▸ **Set problem**
Copy each line with the word "nUNCONFORMITY" in it.

▸ **Material supplied**
=======

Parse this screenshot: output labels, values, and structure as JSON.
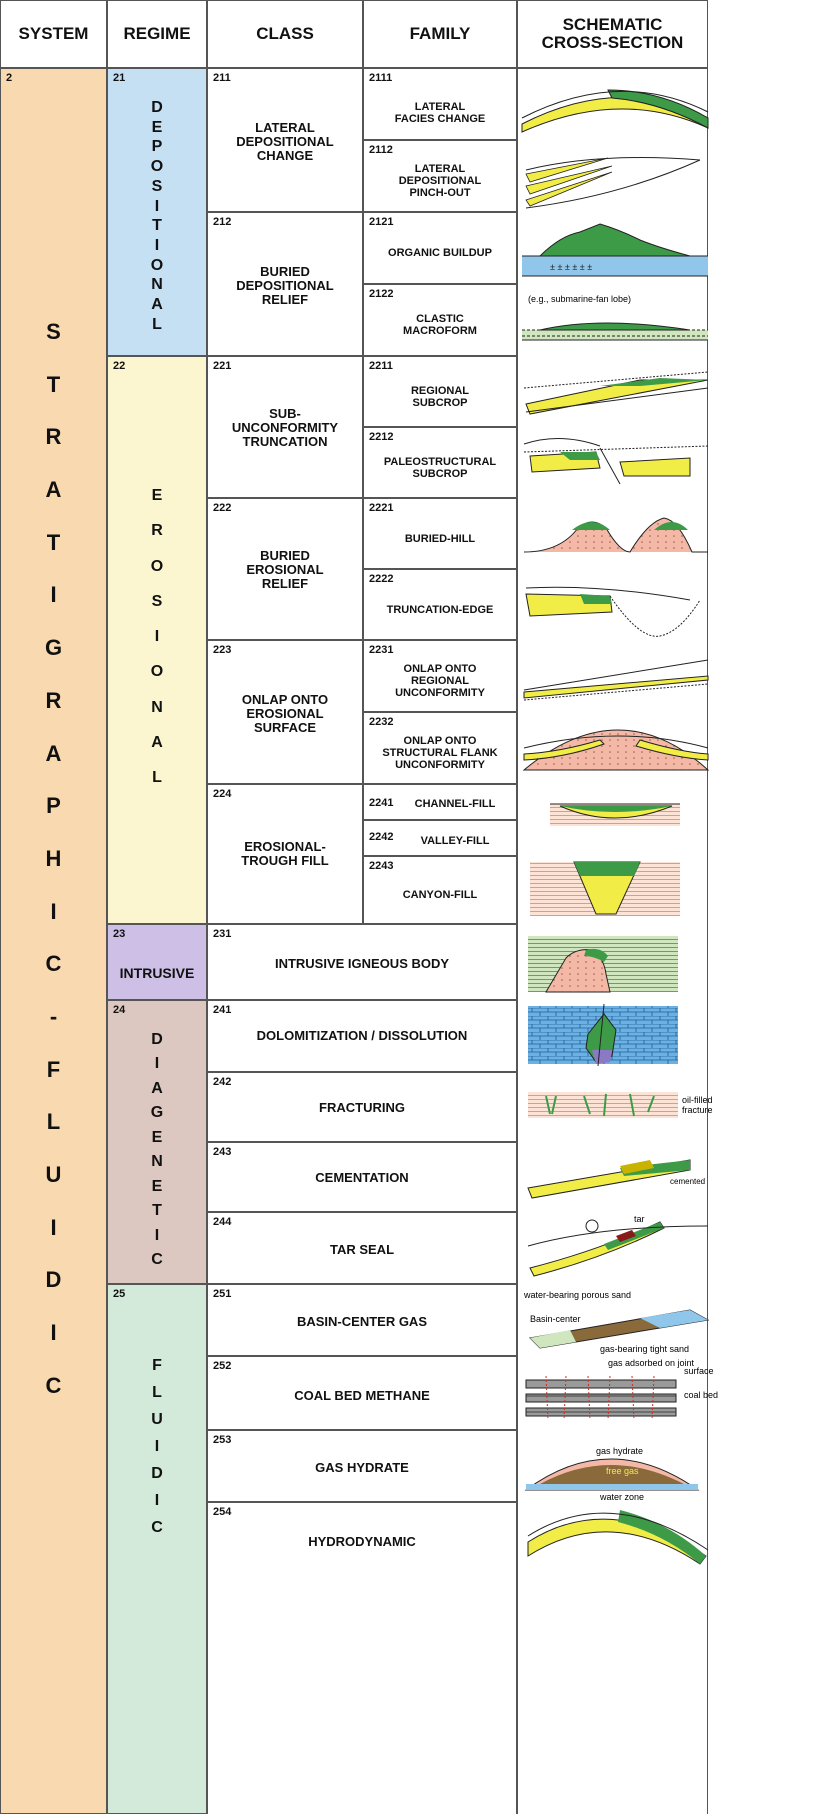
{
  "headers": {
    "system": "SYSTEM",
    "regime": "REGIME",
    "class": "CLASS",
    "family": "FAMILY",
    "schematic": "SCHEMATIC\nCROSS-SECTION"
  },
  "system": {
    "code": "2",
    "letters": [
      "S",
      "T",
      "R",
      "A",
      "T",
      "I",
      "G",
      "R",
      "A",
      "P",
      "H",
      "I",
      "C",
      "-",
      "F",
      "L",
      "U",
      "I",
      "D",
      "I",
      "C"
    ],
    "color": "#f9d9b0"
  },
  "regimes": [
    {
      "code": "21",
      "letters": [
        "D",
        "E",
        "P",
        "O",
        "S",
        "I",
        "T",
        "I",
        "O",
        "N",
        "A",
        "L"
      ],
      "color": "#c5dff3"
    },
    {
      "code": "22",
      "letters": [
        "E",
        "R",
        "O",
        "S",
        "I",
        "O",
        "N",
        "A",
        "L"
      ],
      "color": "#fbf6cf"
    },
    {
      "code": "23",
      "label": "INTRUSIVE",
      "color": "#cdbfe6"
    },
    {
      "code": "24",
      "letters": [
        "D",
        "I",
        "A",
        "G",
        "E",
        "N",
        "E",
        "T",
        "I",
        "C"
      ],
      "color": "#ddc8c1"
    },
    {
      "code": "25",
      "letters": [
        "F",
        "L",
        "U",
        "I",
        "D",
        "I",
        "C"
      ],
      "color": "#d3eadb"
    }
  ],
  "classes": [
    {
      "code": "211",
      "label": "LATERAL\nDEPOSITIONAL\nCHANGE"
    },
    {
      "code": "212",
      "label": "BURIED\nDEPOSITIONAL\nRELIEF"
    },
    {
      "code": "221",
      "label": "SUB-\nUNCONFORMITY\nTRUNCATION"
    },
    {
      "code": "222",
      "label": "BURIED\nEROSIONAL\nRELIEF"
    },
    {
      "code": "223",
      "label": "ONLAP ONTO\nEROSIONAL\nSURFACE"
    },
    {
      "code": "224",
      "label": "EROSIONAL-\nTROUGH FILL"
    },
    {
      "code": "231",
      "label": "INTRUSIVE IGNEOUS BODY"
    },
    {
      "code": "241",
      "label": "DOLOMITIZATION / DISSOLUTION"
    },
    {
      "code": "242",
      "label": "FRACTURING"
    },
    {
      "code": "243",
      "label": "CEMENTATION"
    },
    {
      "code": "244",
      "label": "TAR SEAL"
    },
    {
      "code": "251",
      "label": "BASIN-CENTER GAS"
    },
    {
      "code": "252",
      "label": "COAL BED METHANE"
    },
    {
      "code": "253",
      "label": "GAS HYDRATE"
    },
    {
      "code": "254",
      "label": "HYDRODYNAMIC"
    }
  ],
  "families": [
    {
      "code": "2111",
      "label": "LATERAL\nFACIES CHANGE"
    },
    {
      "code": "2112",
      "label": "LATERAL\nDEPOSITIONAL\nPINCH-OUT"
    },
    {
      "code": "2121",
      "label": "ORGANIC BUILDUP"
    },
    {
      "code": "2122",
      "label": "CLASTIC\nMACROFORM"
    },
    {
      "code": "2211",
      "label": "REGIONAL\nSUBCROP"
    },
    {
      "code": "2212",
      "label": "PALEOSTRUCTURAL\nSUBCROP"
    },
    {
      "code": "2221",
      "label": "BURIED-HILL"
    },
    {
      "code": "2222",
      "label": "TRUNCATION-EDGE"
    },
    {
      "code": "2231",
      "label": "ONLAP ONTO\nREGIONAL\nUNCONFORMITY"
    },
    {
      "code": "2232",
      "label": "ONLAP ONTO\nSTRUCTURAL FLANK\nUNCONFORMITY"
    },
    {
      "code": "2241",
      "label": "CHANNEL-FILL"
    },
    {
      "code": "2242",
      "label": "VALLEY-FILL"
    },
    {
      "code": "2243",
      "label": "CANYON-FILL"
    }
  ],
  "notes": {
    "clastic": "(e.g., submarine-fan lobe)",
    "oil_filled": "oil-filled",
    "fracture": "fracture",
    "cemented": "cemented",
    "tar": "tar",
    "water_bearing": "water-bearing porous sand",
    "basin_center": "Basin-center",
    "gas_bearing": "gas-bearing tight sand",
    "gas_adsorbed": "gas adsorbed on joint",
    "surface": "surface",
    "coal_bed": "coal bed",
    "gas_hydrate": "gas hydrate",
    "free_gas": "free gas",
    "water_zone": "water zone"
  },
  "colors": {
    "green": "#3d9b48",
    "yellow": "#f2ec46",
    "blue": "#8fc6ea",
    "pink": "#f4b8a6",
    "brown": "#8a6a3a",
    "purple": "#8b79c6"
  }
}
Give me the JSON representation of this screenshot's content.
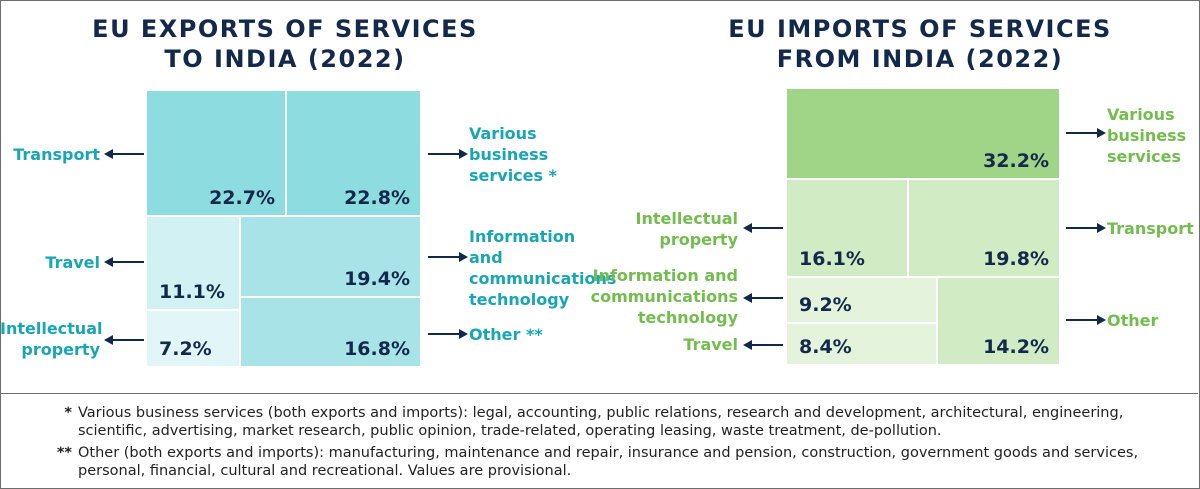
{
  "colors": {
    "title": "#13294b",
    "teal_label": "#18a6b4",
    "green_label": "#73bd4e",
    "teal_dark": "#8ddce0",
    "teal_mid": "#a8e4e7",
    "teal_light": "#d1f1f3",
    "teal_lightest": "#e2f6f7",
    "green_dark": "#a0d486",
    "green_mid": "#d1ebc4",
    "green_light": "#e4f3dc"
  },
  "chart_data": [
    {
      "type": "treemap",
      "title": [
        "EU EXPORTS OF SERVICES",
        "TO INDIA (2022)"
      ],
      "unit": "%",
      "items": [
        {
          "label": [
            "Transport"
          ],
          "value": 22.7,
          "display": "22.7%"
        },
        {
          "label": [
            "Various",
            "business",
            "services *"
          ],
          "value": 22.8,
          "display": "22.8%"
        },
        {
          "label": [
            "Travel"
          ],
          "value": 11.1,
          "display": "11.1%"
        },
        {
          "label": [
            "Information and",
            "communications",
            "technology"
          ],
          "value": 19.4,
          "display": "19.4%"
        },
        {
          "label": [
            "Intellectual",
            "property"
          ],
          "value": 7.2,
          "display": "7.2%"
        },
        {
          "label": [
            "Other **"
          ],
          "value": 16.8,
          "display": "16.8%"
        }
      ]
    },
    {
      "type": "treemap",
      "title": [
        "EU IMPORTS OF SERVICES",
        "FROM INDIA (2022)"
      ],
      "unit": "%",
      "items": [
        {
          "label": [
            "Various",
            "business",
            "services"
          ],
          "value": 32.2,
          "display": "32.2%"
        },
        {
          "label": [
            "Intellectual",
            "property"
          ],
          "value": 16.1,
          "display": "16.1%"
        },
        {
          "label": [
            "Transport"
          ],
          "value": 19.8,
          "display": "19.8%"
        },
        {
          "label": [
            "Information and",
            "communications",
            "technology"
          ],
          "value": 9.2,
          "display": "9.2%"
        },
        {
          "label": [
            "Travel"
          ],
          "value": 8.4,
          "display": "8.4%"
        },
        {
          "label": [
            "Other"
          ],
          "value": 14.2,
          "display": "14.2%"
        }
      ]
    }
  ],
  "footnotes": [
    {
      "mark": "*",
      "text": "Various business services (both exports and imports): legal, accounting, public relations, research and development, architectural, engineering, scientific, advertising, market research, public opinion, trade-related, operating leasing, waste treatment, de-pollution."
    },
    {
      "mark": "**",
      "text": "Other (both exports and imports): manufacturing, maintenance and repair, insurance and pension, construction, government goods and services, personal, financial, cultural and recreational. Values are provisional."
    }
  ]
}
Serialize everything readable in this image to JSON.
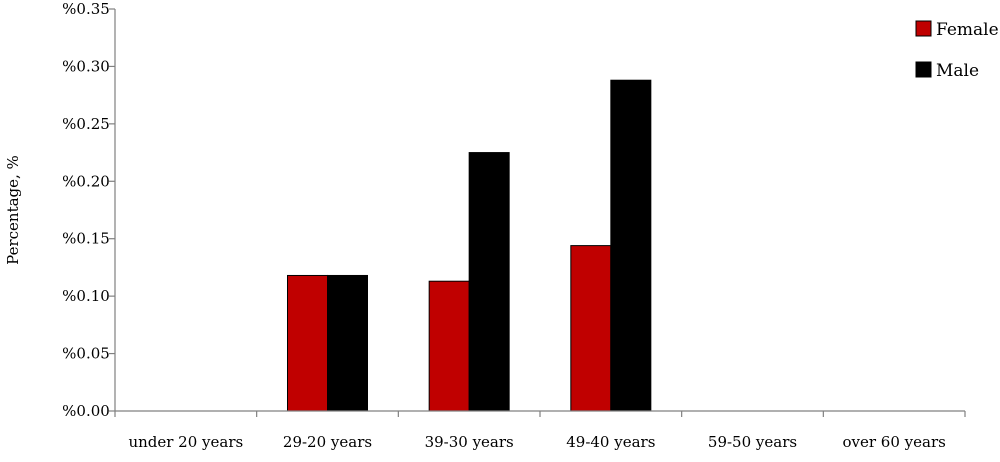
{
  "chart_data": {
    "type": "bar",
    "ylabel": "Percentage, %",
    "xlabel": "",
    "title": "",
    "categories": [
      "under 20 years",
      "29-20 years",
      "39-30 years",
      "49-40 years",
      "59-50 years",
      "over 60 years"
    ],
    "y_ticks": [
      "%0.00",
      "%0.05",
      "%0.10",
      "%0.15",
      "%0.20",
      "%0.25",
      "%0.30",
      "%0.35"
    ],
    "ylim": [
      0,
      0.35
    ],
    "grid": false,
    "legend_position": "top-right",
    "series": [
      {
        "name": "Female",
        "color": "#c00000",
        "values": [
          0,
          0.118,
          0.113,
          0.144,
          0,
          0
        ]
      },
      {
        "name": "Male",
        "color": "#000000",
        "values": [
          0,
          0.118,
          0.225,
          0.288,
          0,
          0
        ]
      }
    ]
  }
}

=======

▸ **Result of the task**
      "label": "SUB-\nUNCONFORMITY\nTRUNCATION"
      "label": "ONLAP ONTO\nREGIONAL\nUNCONFORMITY"
      "label": "ONLAP ONTO\nSTRUCTURAL FLANK\nUNCONFORMITY"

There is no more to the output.